» **DO THIS**: Take every line from the listing below that contains "fürnemblich".

*** SUPPLIED MATERIAL ***

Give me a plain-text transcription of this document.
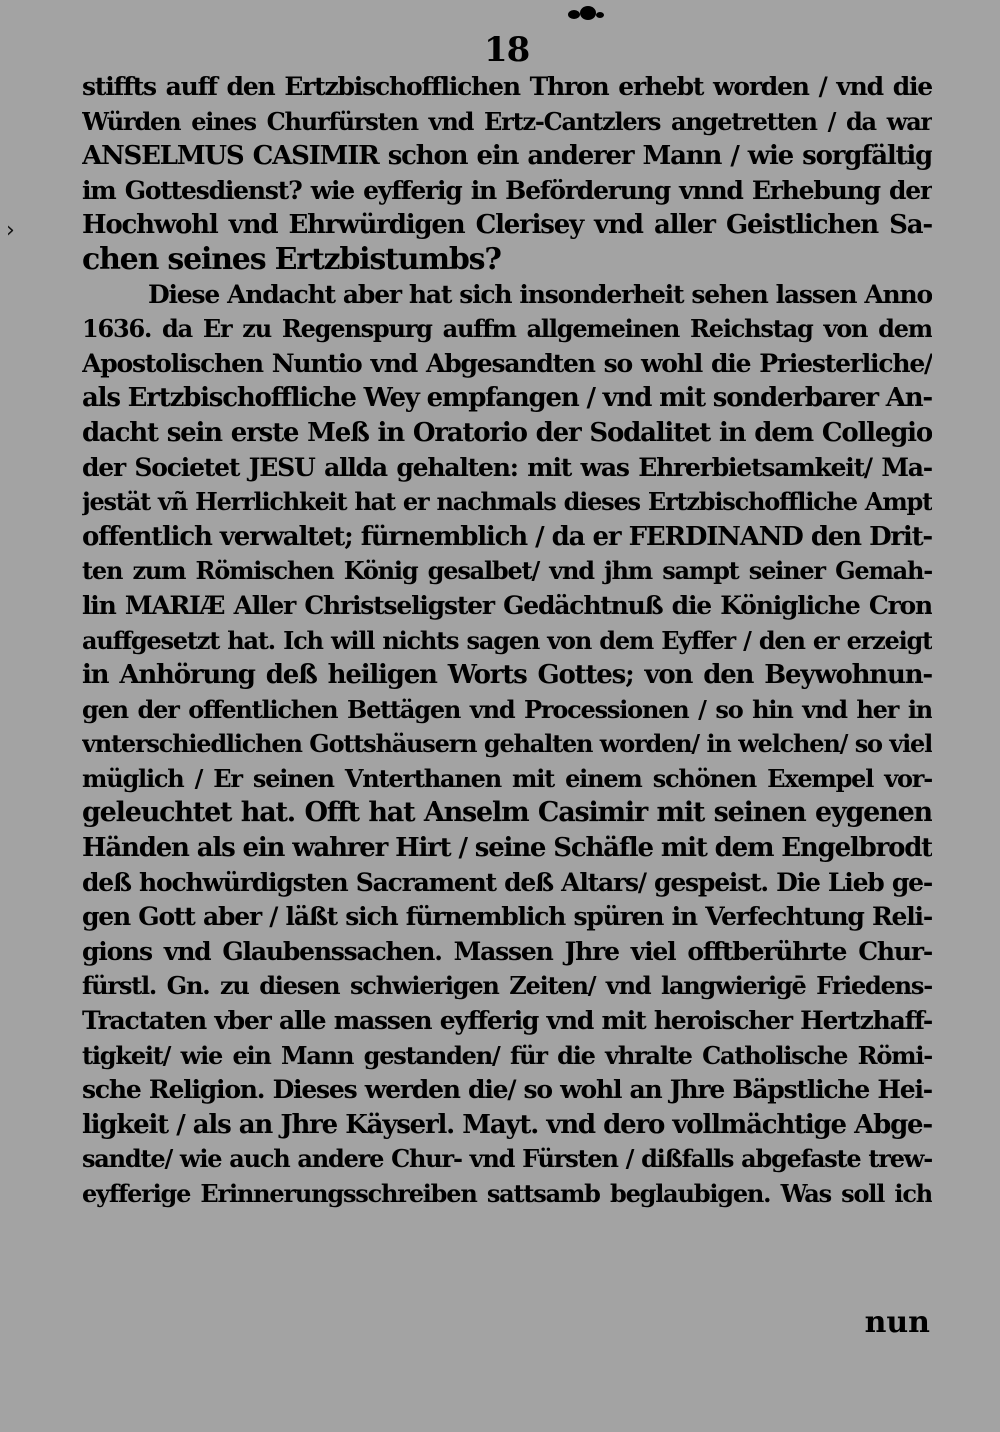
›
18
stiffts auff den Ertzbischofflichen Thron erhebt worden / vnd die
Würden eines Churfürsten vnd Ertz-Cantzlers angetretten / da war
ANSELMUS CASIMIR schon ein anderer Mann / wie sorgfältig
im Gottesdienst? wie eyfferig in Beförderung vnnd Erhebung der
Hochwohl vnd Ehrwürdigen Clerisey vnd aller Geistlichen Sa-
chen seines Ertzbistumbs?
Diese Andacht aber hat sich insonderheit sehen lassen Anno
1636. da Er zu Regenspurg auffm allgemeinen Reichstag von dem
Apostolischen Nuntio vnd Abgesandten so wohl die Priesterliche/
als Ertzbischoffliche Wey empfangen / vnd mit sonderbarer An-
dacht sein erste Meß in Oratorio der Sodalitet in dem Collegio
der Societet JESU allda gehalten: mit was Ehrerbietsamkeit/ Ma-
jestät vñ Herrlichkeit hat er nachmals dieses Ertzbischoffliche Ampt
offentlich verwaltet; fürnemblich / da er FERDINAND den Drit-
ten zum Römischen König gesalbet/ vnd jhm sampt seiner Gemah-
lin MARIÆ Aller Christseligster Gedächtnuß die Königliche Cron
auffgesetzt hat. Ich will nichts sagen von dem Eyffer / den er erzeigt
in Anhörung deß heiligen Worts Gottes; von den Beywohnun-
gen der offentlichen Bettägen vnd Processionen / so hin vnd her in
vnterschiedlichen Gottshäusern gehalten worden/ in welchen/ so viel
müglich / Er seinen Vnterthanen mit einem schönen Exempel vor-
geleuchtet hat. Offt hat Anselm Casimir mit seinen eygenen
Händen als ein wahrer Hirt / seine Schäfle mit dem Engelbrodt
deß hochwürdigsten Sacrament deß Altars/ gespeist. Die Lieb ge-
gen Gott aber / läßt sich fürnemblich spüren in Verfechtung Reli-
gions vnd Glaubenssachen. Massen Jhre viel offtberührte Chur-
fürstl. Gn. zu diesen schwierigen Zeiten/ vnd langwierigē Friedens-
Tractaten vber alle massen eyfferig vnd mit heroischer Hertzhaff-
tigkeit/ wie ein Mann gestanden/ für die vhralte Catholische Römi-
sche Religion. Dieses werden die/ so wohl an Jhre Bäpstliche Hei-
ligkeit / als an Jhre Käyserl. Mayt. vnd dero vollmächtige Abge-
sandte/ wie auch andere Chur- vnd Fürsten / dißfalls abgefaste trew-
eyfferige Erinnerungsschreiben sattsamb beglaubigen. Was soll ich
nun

***

» **EXERCISE SOLUTION**:
offentlich verwaltet; fürnemblich / da er FERDINAND den Drit-
gen Gott aber / läßt sich fürnemblich spüren in Verfechtung Reli-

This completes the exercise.